____ Stored records

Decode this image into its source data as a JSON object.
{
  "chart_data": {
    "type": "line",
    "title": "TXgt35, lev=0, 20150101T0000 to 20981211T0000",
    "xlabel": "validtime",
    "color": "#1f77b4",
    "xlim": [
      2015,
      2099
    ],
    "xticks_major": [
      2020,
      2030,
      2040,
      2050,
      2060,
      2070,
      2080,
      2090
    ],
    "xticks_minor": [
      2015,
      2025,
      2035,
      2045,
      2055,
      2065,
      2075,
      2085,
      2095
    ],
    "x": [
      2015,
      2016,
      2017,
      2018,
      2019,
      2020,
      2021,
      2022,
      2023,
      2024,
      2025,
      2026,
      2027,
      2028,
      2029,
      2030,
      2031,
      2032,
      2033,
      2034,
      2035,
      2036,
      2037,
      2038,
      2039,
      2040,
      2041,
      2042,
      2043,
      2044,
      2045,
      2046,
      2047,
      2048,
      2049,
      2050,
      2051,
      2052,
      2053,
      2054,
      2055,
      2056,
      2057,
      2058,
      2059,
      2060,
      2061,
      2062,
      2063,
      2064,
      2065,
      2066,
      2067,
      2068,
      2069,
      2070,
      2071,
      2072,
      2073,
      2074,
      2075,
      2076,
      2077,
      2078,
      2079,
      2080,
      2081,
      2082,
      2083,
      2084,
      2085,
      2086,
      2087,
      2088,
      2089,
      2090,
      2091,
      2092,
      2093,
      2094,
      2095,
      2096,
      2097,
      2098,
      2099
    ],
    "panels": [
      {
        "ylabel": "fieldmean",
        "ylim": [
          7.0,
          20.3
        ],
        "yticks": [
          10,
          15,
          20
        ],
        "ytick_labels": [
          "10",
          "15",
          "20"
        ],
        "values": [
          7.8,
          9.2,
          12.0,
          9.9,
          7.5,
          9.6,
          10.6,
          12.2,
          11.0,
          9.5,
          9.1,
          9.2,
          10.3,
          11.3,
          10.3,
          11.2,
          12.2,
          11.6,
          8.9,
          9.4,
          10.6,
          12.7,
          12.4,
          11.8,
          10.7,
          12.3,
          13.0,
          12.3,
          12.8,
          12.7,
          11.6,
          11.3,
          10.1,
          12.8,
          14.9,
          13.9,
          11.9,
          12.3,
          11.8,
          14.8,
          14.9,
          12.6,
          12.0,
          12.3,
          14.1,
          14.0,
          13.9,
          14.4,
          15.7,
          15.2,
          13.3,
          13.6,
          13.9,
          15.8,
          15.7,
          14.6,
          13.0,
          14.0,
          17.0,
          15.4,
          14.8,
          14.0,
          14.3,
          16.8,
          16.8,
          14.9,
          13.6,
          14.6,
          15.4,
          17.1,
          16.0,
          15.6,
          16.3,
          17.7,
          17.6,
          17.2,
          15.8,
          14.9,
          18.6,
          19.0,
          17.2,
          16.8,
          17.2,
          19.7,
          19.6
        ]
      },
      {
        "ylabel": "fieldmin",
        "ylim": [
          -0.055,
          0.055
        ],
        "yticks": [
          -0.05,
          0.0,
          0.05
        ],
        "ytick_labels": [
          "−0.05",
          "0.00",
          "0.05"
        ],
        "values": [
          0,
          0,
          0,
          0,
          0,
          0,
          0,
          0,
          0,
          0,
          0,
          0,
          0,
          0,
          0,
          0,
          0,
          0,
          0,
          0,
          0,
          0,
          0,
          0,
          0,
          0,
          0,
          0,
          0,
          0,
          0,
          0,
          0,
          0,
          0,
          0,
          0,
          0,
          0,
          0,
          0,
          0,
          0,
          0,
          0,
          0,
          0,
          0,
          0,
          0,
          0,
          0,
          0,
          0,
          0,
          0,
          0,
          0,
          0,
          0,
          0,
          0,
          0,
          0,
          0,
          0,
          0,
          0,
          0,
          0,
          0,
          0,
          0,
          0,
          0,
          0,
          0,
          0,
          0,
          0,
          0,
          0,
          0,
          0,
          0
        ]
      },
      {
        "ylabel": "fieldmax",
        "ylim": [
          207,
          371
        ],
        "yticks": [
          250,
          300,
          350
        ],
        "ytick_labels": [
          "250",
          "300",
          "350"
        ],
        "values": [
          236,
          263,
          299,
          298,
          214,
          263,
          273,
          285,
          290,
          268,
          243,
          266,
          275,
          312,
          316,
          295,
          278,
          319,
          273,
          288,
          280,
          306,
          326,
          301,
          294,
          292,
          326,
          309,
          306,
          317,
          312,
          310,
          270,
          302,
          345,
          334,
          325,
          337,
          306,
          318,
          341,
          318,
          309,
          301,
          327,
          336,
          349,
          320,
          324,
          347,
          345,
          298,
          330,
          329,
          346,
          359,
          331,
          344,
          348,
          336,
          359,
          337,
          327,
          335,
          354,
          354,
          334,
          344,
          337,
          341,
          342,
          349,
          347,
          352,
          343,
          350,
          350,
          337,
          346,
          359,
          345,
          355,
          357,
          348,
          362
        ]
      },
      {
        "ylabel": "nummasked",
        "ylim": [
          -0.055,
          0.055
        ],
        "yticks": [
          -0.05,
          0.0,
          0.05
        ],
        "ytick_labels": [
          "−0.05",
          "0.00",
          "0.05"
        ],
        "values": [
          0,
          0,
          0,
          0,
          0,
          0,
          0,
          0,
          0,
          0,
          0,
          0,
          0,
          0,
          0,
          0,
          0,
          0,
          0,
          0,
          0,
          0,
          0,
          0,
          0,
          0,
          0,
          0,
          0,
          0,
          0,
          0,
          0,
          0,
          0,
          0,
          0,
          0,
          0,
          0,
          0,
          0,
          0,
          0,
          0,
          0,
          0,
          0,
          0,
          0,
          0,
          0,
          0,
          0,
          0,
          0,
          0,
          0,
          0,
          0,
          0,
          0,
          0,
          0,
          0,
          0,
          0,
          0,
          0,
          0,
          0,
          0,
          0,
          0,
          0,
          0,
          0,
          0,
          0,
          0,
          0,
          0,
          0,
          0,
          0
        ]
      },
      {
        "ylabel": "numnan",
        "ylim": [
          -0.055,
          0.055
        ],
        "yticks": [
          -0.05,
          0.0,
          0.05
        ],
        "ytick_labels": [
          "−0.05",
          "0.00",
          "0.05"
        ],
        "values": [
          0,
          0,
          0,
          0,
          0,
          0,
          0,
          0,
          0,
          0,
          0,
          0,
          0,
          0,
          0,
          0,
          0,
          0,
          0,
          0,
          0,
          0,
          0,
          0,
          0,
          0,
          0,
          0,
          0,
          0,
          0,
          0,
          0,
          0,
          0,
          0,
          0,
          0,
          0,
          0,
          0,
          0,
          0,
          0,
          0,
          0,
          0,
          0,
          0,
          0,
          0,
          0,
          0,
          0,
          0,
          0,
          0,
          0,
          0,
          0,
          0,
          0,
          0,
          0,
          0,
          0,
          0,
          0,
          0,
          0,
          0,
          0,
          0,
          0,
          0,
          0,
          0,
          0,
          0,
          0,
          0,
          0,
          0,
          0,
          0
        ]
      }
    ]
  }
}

________

Return only the number of lines in the data that contain "ylabel".

5